* [Collected data]:
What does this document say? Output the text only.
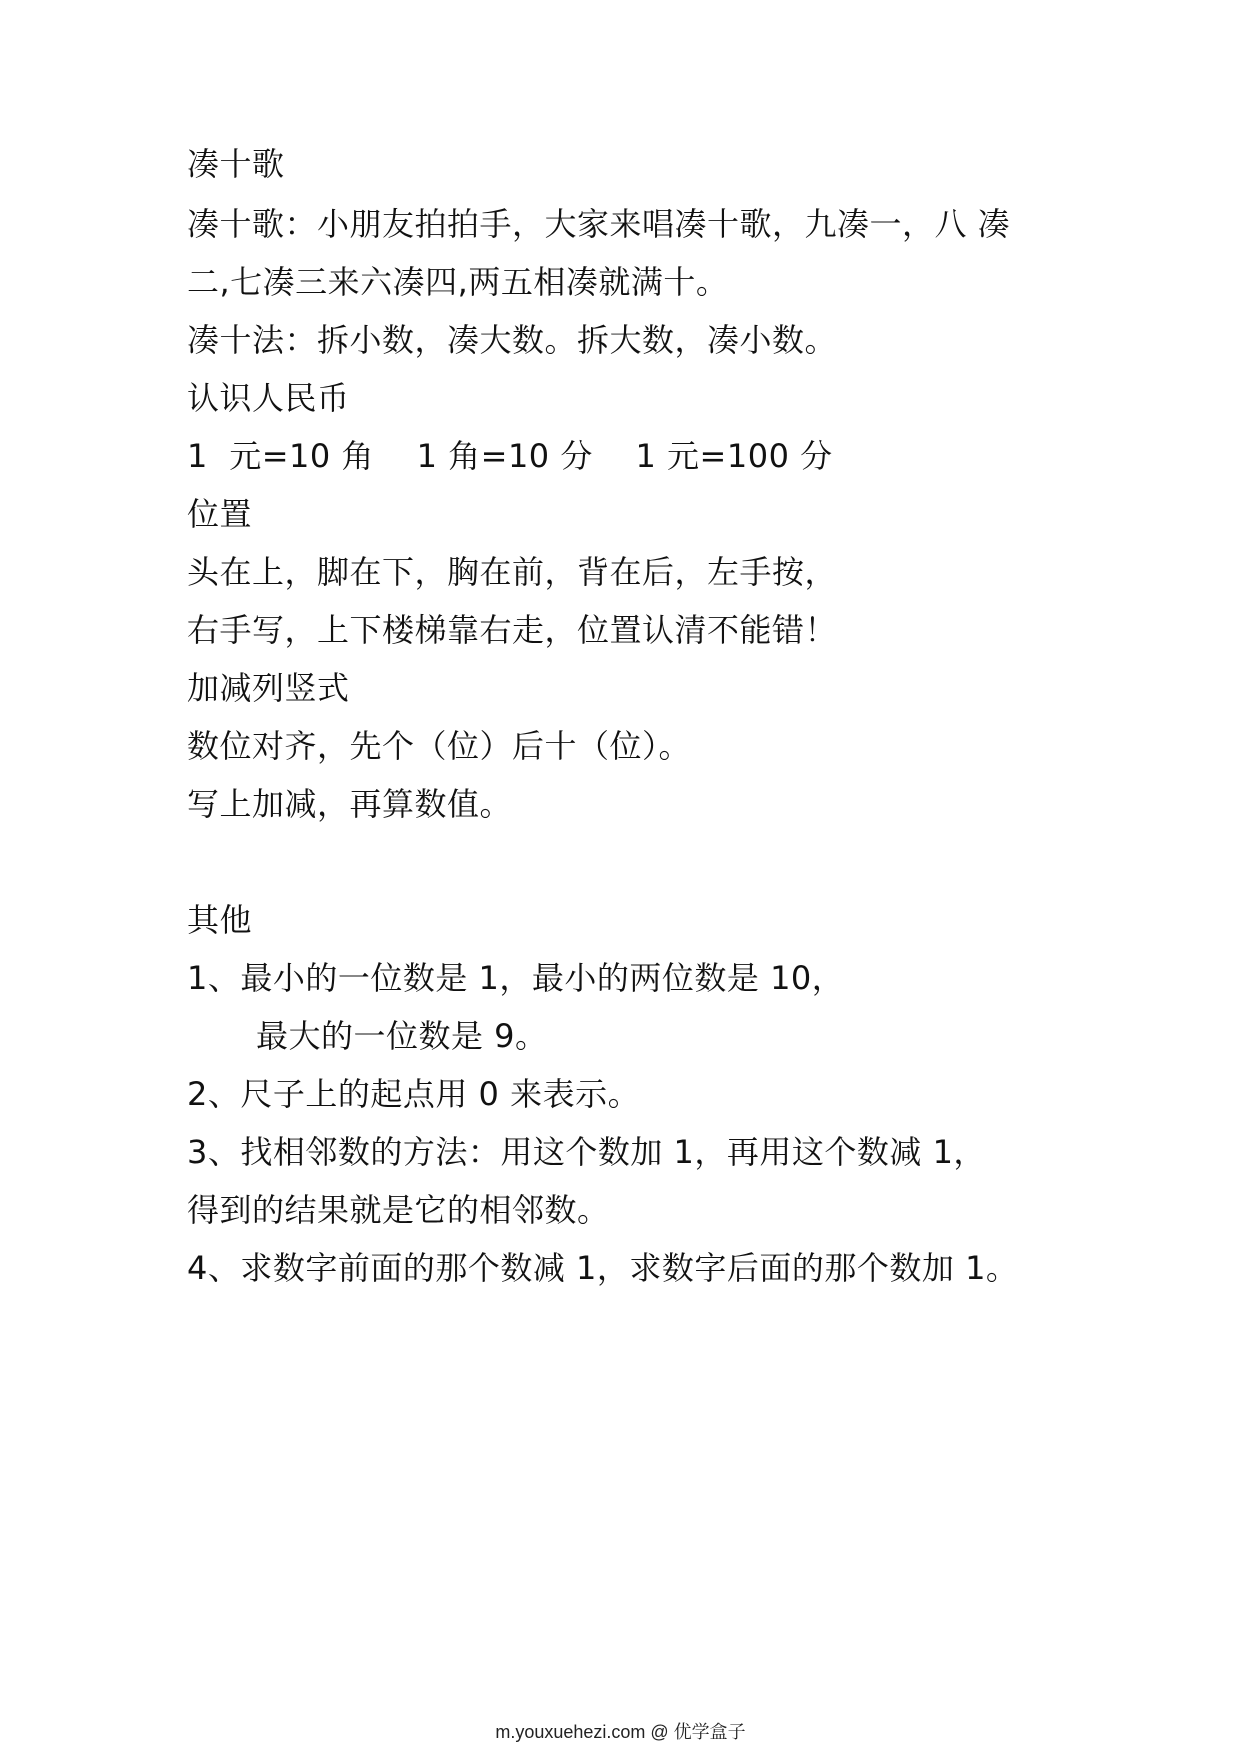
凑十歌
凑十歌：小朋友拍拍手，大家来唱凑十歌，九凑一，八 凑
二,七凑三来六凑四,两五相凑就满十。
凑十法：拆小数，凑大数。拆大数，凑小数。
认识人民币
1  元=10 角    1 角=10 分    1 元=100 分
位置
头在上，脚在下，胸在前，背在后，左手按，
右手写，上下楼梯靠右走，位置认清不能错！
加减列竖式
数位对齐，先个（位）后十（位）。
写上加减，再算数值。
其他
1、最小的一位数是 1，最小的两位数是 10，
最大的一位数是 9。
2、尺子上的起点用 0 来表示。
3、找相邻数的方法：用这个数加 1，再用这个数减 1，
得到的结果就是它的相邻数。
4、求数字前面的那个数减 1，求数字后面的那个数加 1。
m.youxuehezi.com @ 优学盒子
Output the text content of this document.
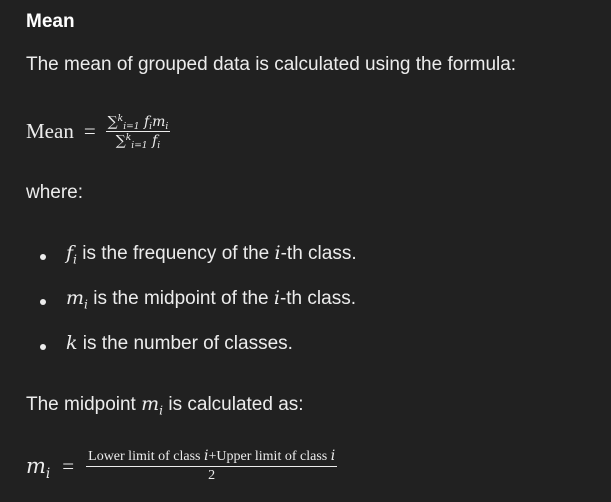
Mean
The mean of grouped data is calculated using the formula:
Mean = $\frac{\sum^k_{i=1} f_im_i}{\sum^k_{i=1} f_i}$
where:
$f_i$ is the frequency of the i-th class.
$m_i$ is the midpoint of the i-th class.
k is the number of classes.
The midpoint $m_i$ is calculated as:
$m_i = \frac{\text{Lower limit of class i+Upper limit of class i}}{2}$
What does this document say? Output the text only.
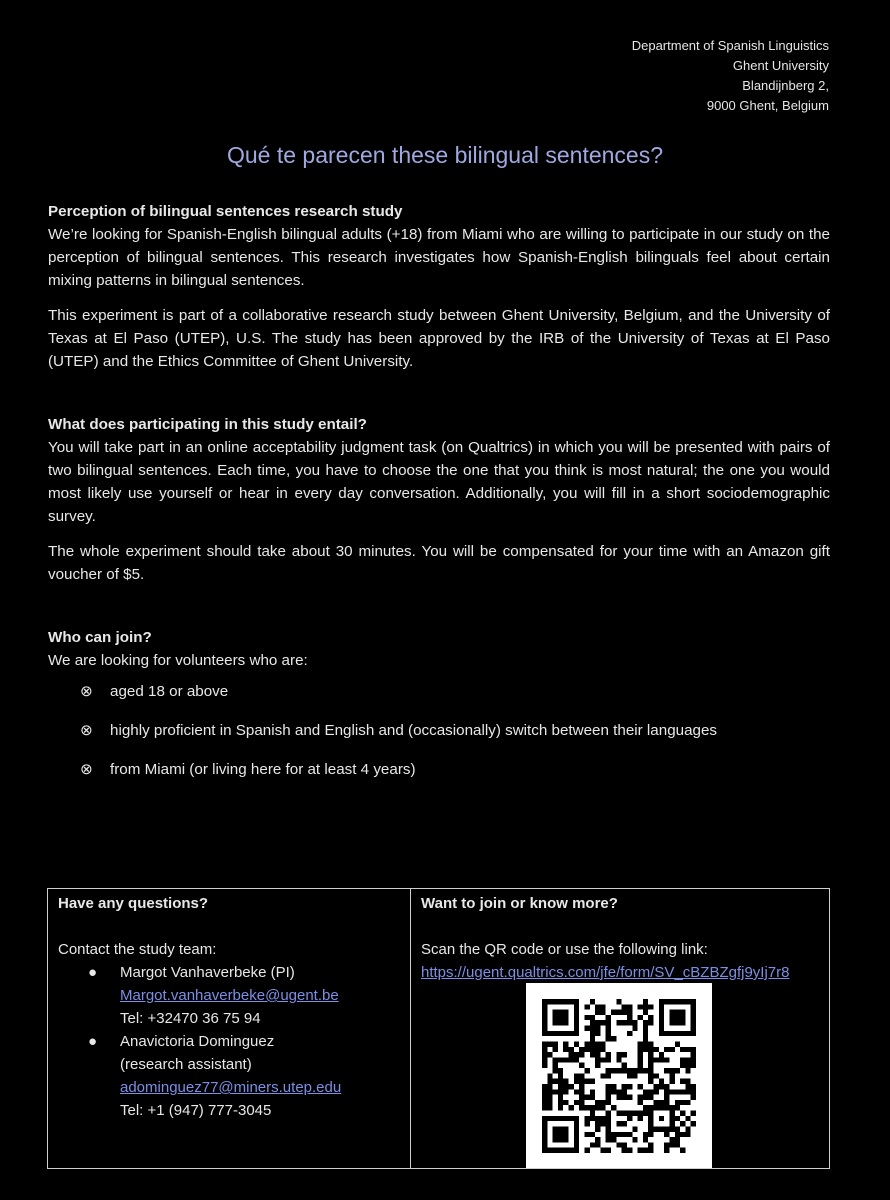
Department of Spanish Linguistics
Ghent University
Blandijnberg 2,
9000 Ghent, Belgium
Qué te parecen these bilingual sentences?

Perception of bilingual sentences research study

We’re looking for Spanish-English bilingual adults (+18) from Miami who are willing to participate in our study on the perception of bilingual sentences. This research investigates how Spanish-English bilinguals feel about certain mixing patterns in bilingual sentences.

This experiment is part of a collaborative research study between Ghent University, Belgium, and the University of Texas at El Paso (UTEP), U.S. The study has been approved by the IRB of the University of Texas at El Paso (UTEP) and the Ethics Committee of Ghent University.

What does participating in this study entail?

You will take part in an online acceptability judgment task (on Qualtrics) in which you will be presented with pairs of two bilingual sentences. Each time, you have to choose the one that you think is most natural; the one you would most likely use yourself or hear in every day conversation. Additionally, you will fill in a short sociodemographic survey.

The whole experiment should take about 30 minutes. You will be compensated for your time with an Amazon gift voucher of $5.

Who can join?

We are looking for volunteers who are:

⊗	aged 18 or above
⊗	highly proficient in Spanish and English and (occasionally) switch between their languages
⊗	from Miami (or living here for at least 4 years)
Have any questions?
Contact the study team:
● Margot Vanhaverbeke (PI)
Margot.vanhaverbeke@ugent.be
Tel: +32470 36 75 94
● Anavictoria Dominguez
(research assistant)
adominguez77@miners.utep.edu
Tel: +1 (947) 777-3045
Want to join or know more?
Scan the QR code or use the following link:
https://ugent.qualtrics.com/jfe/form/SV_cBZBZgfj9yIj7r8
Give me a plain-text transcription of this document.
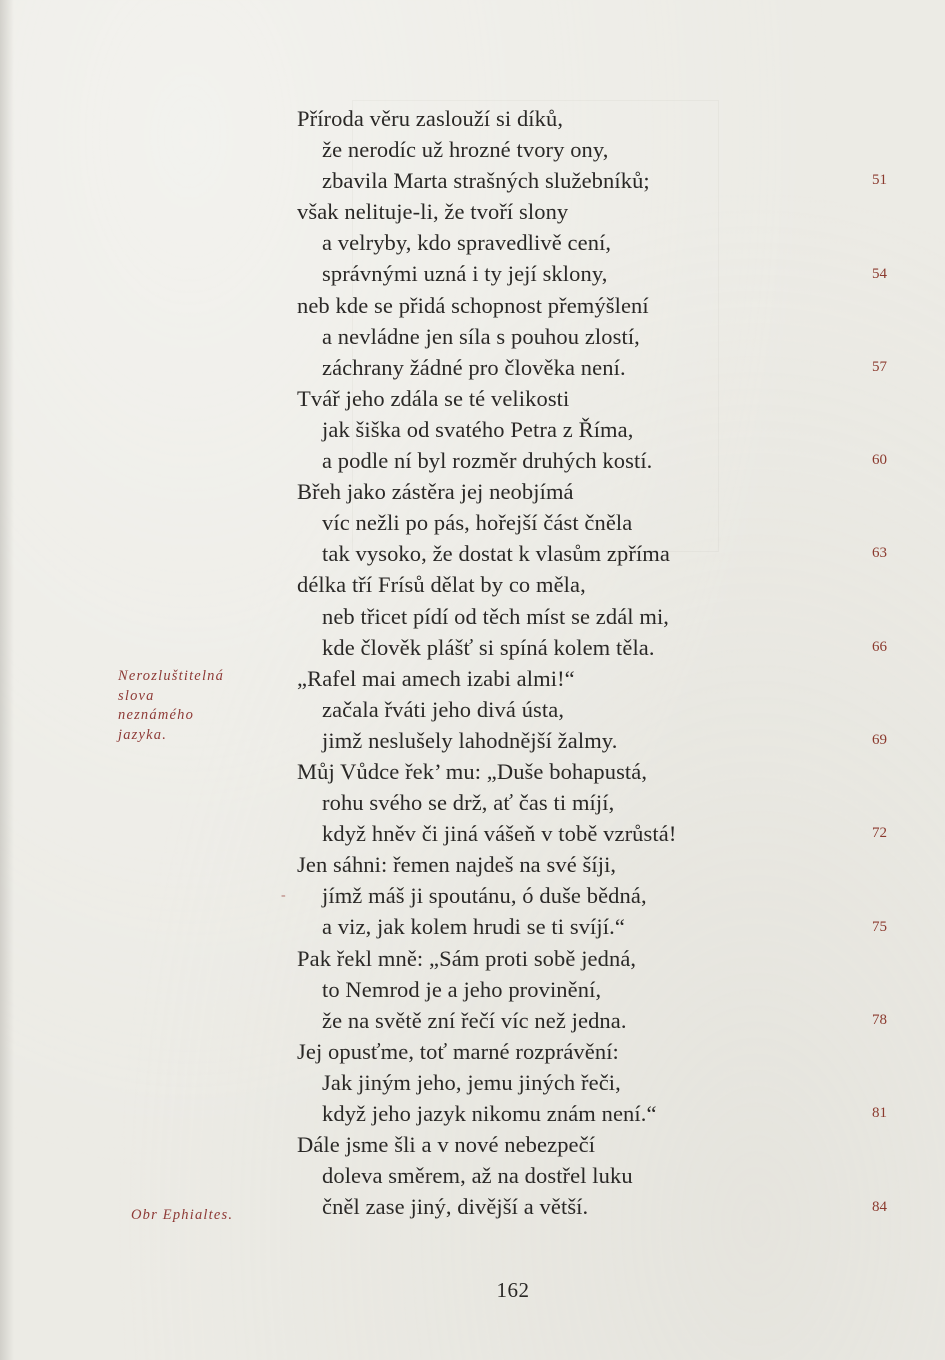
Příroda věru zaslouží si díků,
že nerodíc už hrozné tvory ony,
zbavila Marta strašných služebníků;
však nelituje-li, že tvoří slony
a velryby, kdo spravedlivě cení,
správnými uzná i ty její sklony,
neb kde se přidá schopnost přemýšlení
a nevládne jen síla s pouhou zlostí,
záchrany žádné pro člověka není.
Tvář jeho zdála se té velikosti
jak šiška od svatého Petra z Říma,
a podle ní byl rozměr druhých kostí.
Břeh jako zástěra jej neobjímá
víc nežli po pás, hořejší část čněla
tak vysoko, že dostat k vlasům zpříma
délka tří Frísů dělat by co měla,
neb třicet pídí od těch míst se zdál mi,
kde člověk plášť si spíná kolem těla.
„Rafel mai amech izabi almi!“
začala řváti jeho divá ústa,
jimž neslušely lahodnější žalmy.
Můj Vůdce řek’ mu: „Duše bohapustá,
rohu svého se drž, ať čas ti míjí,
když hněv či jiná vášeň v tobě vzrůstá!
Jen sáhni: řemen najdeš na své šíji,
- jímž máš ji spoutánu, ó duše bědná,
a viz, jak kolem hrudi se ti svíjí.“
Pak řekl mně: „Sám proti sobě jedná,
to Nemrod je a jeho provinění,
že na světě zní řečí víc než jedna.
Jej opusťme, toť marné rozprávění:
Jak jiným jeho, jemu jiných řeči,
když jeho jazyk nikomu znám není.“
Dále jsme šli a v nové nebezpečí
doleva směrem, až na dostřel luku
čněl zase jiný, divější a větší.
51
54
57
60
63
66
69
72
75
78
81
84
Nerozluštitelná
slova
neznámého
jazyka.
Obr Ephialtes.
162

* [TASK INSTRUCTIONS]:
Without including any pictures, reproduce the listing exactly.

* [EXPECTED OUTPUT]:
What does this document say? Output the text only.
凑十歌
凑十歌：小朋友拍拍手，大家来唱凑十歌，九凑一，八 凑
二,七凑三来六凑四,两五相凑就满十。
凑十法：拆小数，凑大数。拆大数，凑小数。
认识人民币
1  元=10 角    1 角=10 分    1 元=100 分
位置
头在上，脚在下，胸在前，背在后，左手按，
右手写，上下楼梯靠右走，位置认清不能错！
加减列竖式
数位对齐，先个（位）后十（位）。
写上加减，再算数值。
其他
1、最小的一位数是 1，最小的两位数是 10，
最大的一位数是 9。
2、尺子上的起点用 0 来表示。
3、找相邻数的方法：用这个数加 1，再用这个数减 1，
得到的结果就是它的相邻数。
4、求数字前面的那个数减 1，求数字后面的那个数加 1。
m.youxuehezi.com @ 优学盒子
Output the text content of this document.
Mean
The mean of grouped data is calculated using the formula:
Mean = $\frac{\sum^k_{i=1} f_im_i}{\sum^k_{i=1} f_i}$
where:
$f_i$ is the frequency of the i-th class.
$m_i$ is the midpoint of the i-th class.
k is the number of classes.
The midpoint $m_i$ is calculated as:
$m_i = \frac{\text{Lower limit of class i+Upper limit of class i}}{2}$
What does this document say? Output the text only.
Department of Spanish Linguistics
Ghent University
Blandijnberg 2,
9000 Ghent, Belgium
Qué te parecen these bilingual sentences?

Perception of bilingual sentences research study

We’re looking for Spanish-English bilingual adults (+18) from Miami who are willing to participate in our study on the perception of bilingual sentences. This research investigates how Spanish-English bilinguals feel about certain mixing patterns in bilingual sentences.

This experiment is part of a collaborative research study between Ghent University, Belgium, and the University of Texas at El Paso (UTEP), U.S. The study has been approved by the IRB of the University of Texas at El Paso (UTEP) and the Ethics Committee of Ghent University.

What does participating in this study entail?

You will take part in an online acceptability judgment task (on Qualtrics) in which you will be presented with pairs of two bilingual sentences. Each time, you have to choose the one that you think is most natural; the one you would most likely use yourself or hear in every day conversation. Additionally, you will fill in a short sociodemographic survey.

The whole experiment should take about 30 minutes. You will be compensated for your time with an Amazon gift voucher of $5.

Who can join?

We are looking for volunteers who are:

⊗	aged 18 or above
⊗	highly proficient in Spanish and English and (occasionally) switch between their languages
⊗	from Miami (or living here for at least 4 years)
Have any questions?
Contact the study team:
● Margot Vanhaverbeke (PI)
Margot.vanhaverbeke@ugent.be
Tel: +32470 36 75 94
● Anavictoria Dominguez
(research assistant)
adominguez77@miners.utep.edu
Tel: +1 (947) 777-3045
Want to join or know more?
Scan the QR code or use the following link:
https://ugent.qualtrics.com/jfe/form/SV_cBZBZgfj9yIj7r8
Give me a plain-text transcription of this document.
Příroda věru zaslouží si díků,
že nerodíc už hrozné tvory ony,
zbavila Marta strašných služebníků;
však nelituje-li, že tvoří slony
a velryby, kdo spravedlivě cení,
správnými uzná i ty její sklony,
neb kde se přidá schopnost přemýšlení
a nevládne jen síla s pouhou zlostí,
záchrany žádné pro člověka není.
Tvář jeho zdála se té velikosti
jak šiška od svatého Petra z Říma,
a podle ní byl rozměr druhých kostí.
Břeh jako zástěra jej neobjímá
víc nežli po pás, hořejší část čněla
tak vysoko, že dostat k vlasům zpříma
délka tří Frísů dělat by co měla,
neb třicet pídí od těch míst se zdál mi,
kde člověk plášť si spíná kolem těla.
„Rafel mai amech izabi almi!“
začala řváti jeho divá ústa,
jimž neslušely lahodnější žalmy.
Můj Vůdce řek’ mu: „Duše bohapustá,
rohu svého se drž, ať čas ti míjí,
když hněv či jiná vášeň v tobě vzrůstá!
Jen sáhni: řemen najdeš na své šíji,
- jímž máš ji spoutánu, ó duše bědná,
a viz, jak kolem hrudi se ti svíjí.“
Pak řekl mně: „Sám proti sobě jedná,
to Nemrod je a jeho provinění,
že na světě zní řečí víc než jedna.
Jej opusťme, toť marné rozprávění:
Jak jiným jeho, jemu jiných řeči,
když jeho jazyk nikomu znám není.“
Dále jsme šli a v nové nebezpečí
doleva směrem, až na dostřel luku
čněl zase jiný, divější a větší.
51
54
57
60
63
66
69
72
75
78
81
84
Nerozluštitelná
slova
neznámého
jazyka.
Obr Ephialtes.
162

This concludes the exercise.